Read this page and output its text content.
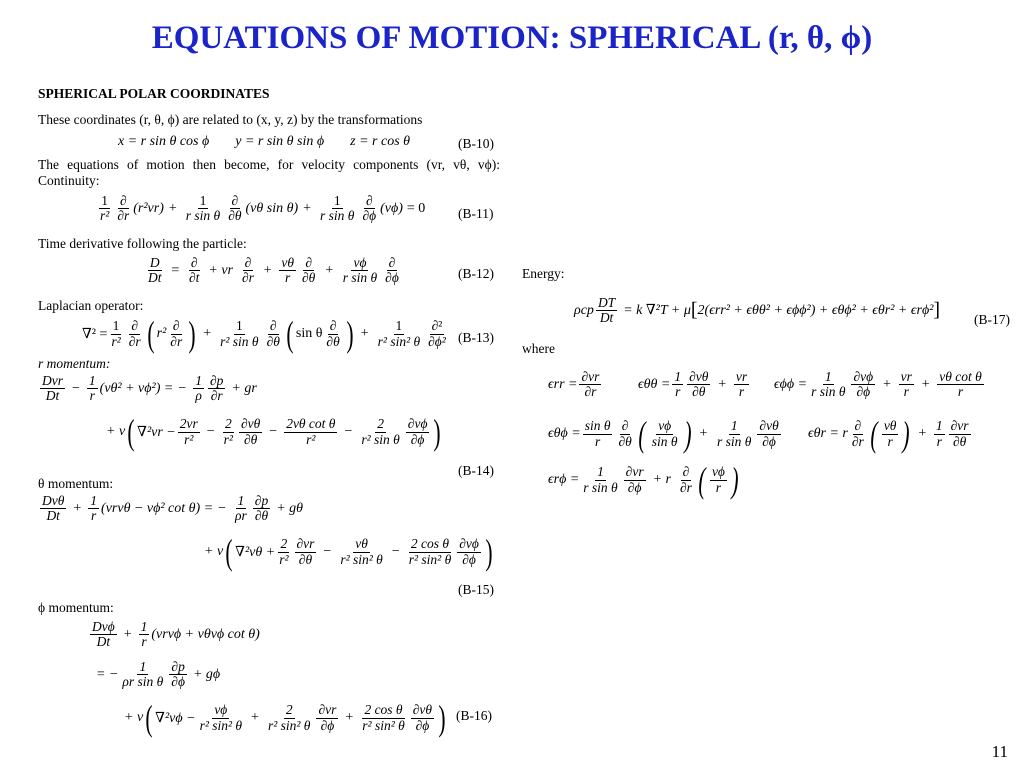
EQUATIONS OF MOTION: SPHERICAL (r, θ, ϕ)
SPHERICAL POLAR COORDINATES
These coordinates (r, θ, ϕ) are related to (x, y, z) by the transformations
x = r sin θ cos ϕ y = r sin θ sin ϕ z = r cos θ	(B-10)
The equations of motion then become, for velocity components (vr, vθ, vϕ):
Continuity:
$\frac{1}{\text{r²}} \frac{\partial}{\partial r} (r^2vr) + \frac{1}{\text{r sin θ}} \frac{\partial}{\partial\theta} (v\theta$ $\sin \theta) + \frac{1}{\text{r sin θ}} \frac{\partial}{\partial\phi} (v\phi) = 0$ (B-11)
Time derivative following the particle:
$\frac{D}{Dt} = \frac{\partial}{\partial t}$ + vr $\frac{\partial}{\partial r} + \frac{v\theta}{r} \frac{\partial}{\partial\theta} + \frac{v\phi}{\text{r sin θ}} \frac{\partial}{\partial\phi}$	(B-12)
Laplacian operator:
$\nabla^2 = \frac{1}{\text{r²}} \frac{\partial}{\partial r}$ ( $r^2 \frac{\partial}{\partial r}$ ) + $\frac{1}{\text{r² sin θ}} \frac{\partial}{\partial\theta}$ ( sin θ $\frac{\partial}{\partial\theta}$ ) + $\frac{1}{\text{r² sin² θ}} \frac{\text{∂²}}{\text{∂ϕ²}} (B-13)$
r momentum:
$\frac{\text{Dvr}}{Dt} - \frac{1}{r} (v\theta^2 + v\phi^2)$ = − $\frac{1}{\rho} \frac{\partial p}{\partial r}$ + gr
+ ν ( $\nabla^2vr - \frac{2vr}{\text{r²}} - \frac{2}{\text{r²}} \frac{\partial v\theta}{\partial\theta} - \frac{\text{2vθ cot θ}}{\text{r²}} - \frac{2}{\text{r² sin θ}} \frac{\partial v\phi}{\partial\phi}$ )
(B-14)
θ momentum:
$\frac{\text{Dvθ}}{Dt} + \frac{1}{r} (vrv\theta - v\phi^2$ cot θ) = − $\frac{1}{\rho r} \frac{\partial p}{\partial\theta} + g\theta$
+ ν ( $\nabla^2v\theta + \frac{2}{\text{r²}} \frac{\partial vr}{\partial\theta} - \frac{v\theta}{\text{r² sin² θ}} - \frac{\text{2 cos θ}}{\text{r² sin² θ}} \frac{\partial v\phi}{\partial\phi}$ )
(B-15)
ϕ momentum:
$\frac{\text{Dvϕ}}{Dt} + \frac{1}{r} (vrv\phi + v\theta v\phi$ cot θ)
= − $\frac{1}{\text{ρr sin θ}} \frac{\partial p}{\partial\phi} + g\phi$
+ ν ( $\nabla^2v\phi - \frac{v\phi}{\text{r² sin² θ}} + \frac{2}{\text{r² sin² θ}} \frac{\partial vr}{\partial\phi} + \frac{\text{2 cos θ}}{\text{r² sin² θ}} \frac{\partial v\theta}{\partial\phi}$ ) (B-16)
Energy:
ρcp $\frac{DT}{Dt} = k$ ∇²T + μ [ 2(ϵrr² + ϵθθ² + ϵϕϕ²) + ϵθϕ² + ϵθr² + ϵrϕ² ]	(B-17)
where
$\epsilon rr = \frac{\partial vr}{\partial r}$	$\epsilon\theta\theta = \frac{1}{r} \frac{\partial v\theta}{\partial\theta} + \frac{vr}{r}$ $\epsilon\phi\phi = \frac{1}{\text{r sin θ}} \frac{\partial v\phi}{\partial\phi} + \frac{vr}{r} + \frac{\text{vθ cot θ}}{r}$
$\epsilon\theta\phi = \frac{\text{sin θ}}{r} \frac{\partial}{\partial\theta}$ ( $\frac{v\phi}{\text{sin θ}}$ ) + $\frac{1}{\text{r sin θ}} \frac{\partial v\theta}{\partial\phi}$ ϵθr = r $\frac{\partial}{\partial r}$ ( $\frac{v\theta}{r}$ ) + $\frac{1}{r} \frac{\partial vr}{\partial\theta}$
$\epsilon r\phi = \frac{1}{\text{r sin θ}} \frac{\partial vr}{\partial\phi} + r \frac{\partial}{\partial r}$ ( $\frac{v\phi}{r}$ )
11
· · ·
▶ REQUIREMENT
Every record above should come back exactly, but without its pictures.

▶ ANSWER TO THE PROBLEM
Read this page and output its text content.
EQUATIONS OF MOTION: SPHERICAL (r, θ, ϕ)
SPHERICAL POLAR COORDINATES
These coordinates (r, θ, ϕ) are related to (x, y, z) by the transformations
x = r sin θ cos ϕ y = r sin θ sin ϕ z = r cos θ	(B-10)
The equations of motion then become, for velocity components (vr, vθ, vϕ):
Continuity:
$\frac{1}{\text{r²}} \frac{\partial}{\partial r} (r^2vr) + \frac{1}{\text{r sin θ}} \frac{\partial}{\partial\theta} (v\theta$ $\sin \theta) + \frac{1}{\text{r sin θ}} \frac{\partial}{\partial\phi} (v\phi) = 0$ (B-11)
Time derivative following the particle:
$\frac{D}{Dt} = \frac{\partial}{\partial t}$ + vr $\frac{\partial}{\partial r} + \frac{v\theta}{r} \frac{\partial}{\partial\theta} + \frac{v\phi}{\text{r sin θ}} \frac{\partial}{\partial\phi}$	(B-12)
Laplacian operator:
$\nabla^2 = \frac{1}{\text{r²}} \frac{\partial}{\partial r}$ ( $r^2 \frac{\partial}{\partial r}$ ) + $\frac{1}{\text{r² sin θ}} \frac{\partial}{\partial\theta}$ ( sin θ $\frac{\partial}{\partial\theta}$ ) + $\frac{1}{\text{r² sin² θ}} \frac{\text{∂²}}{\text{∂ϕ²}} (B-13)$
r momentum:
$\frac{\text{Dvr}}{Dt} - \frac{1}{r} (v\theta^2 + v\phi^2)$ = − $\frac{1}{\rho} \frac{\partial p}{\partial r}$ + gr
+ ν ( $\nabla^2vr - \frac{2vr}{\text{r²}} - \frac{2}{\text{r²}} \frac{\partial v\theta}{\partial\theta} - \frac{\text{2vθ cot θ}}{\text{r²}} - \frac{2}{\text{r² sin θ}} \frac{\partial v\phi}{\partial\phi}$ )
(B-14)
θ momentum:
$\frac{\text{Dvθ}}{Dt} + \frac{1}{r} (vrv\theta - v\phi^2$ cot θ) = − $\frac{1}{\rho r} \frac{\partial p}{\partial\theta} + g\theta$
+ ν ( $\nabla^2v\theta + \frac{2}{\text{r²}} \frac{\partial vr}{\partial\theta} - \frac{v\theta}{\text{r² sin² θ}} - \frac{\text{2 cos θ}}{\text{r² sin² θ}} \frac{\partial v\phi}{\partial\phi}$ )
(B-15)
ϕ momentum:
$\frac{\text{Dvϕ}}{Dt} + \frac{1}{r} (vrv\phi + v\theta v\phi$ cot θ)
= − $\frac{1}{\text{ρr sin θ}} \frac{\partial p}{\partial\phi} + g\phi$
+ ν ( $\nabla^2v\phi - \frac{v\phi}{\text{r² sin² θ}} + \frac{2}{\text{r² sin² θ}} \frac{\partial vr}{\partial\phi} + \frac{\text{2 cos θ}}{\text{r² sin² θ}} \frac{\partial v\theta}{\partial\phi}$ ) (B-16)
Energy:
ρcp $\frac{DT}{Dt} = k$ ∇²T + μ [ 2(ϵrr² + ϵθθ² + ϵϕϕ²) + ϵθϕ² + ϵθr² + ϵrϕ² ]	(B-17)
where
$\epsilon rr = \frac{\partial vr}{\partial r}$	$\epsilon\theta\theta = \frac{1}{r} \frac{\partial v\theta}{\partial\theta} + \frac{vr}{r}$ $\epsilon\phi\phi = \frac{1}{\text{r sin θ}} \frac{\partial v\phi}{\partial\phi} + \frac{vr}{r} + \frac{\text{vθ cot θ}}{r}$
$\epsilon\theta\phi = \frac{\text{sin θ}}{r} \frac{\partial}{\partial\theta}$ ( $\frac{v\phi}{\text{sin θ}}$ ) + $\frac{1}{\text{r sin θ}} \frac{\partial v\theta}{\partial\phi}$ ϵθr = r $\frac{\partial}{\partial r}$ ( $\frac{v\theta}{r}$ ) + $\frac{1}{r} \frac{\partial vr}{\partial\theta}$
$\epsilon r\phi = \frac{1}{\text{r sin θ}} \frac{\partial vr}{\partial\phi} + r \frac{\partial}{\partial r}$ ( $\frac{v\phi}{r}$ )
11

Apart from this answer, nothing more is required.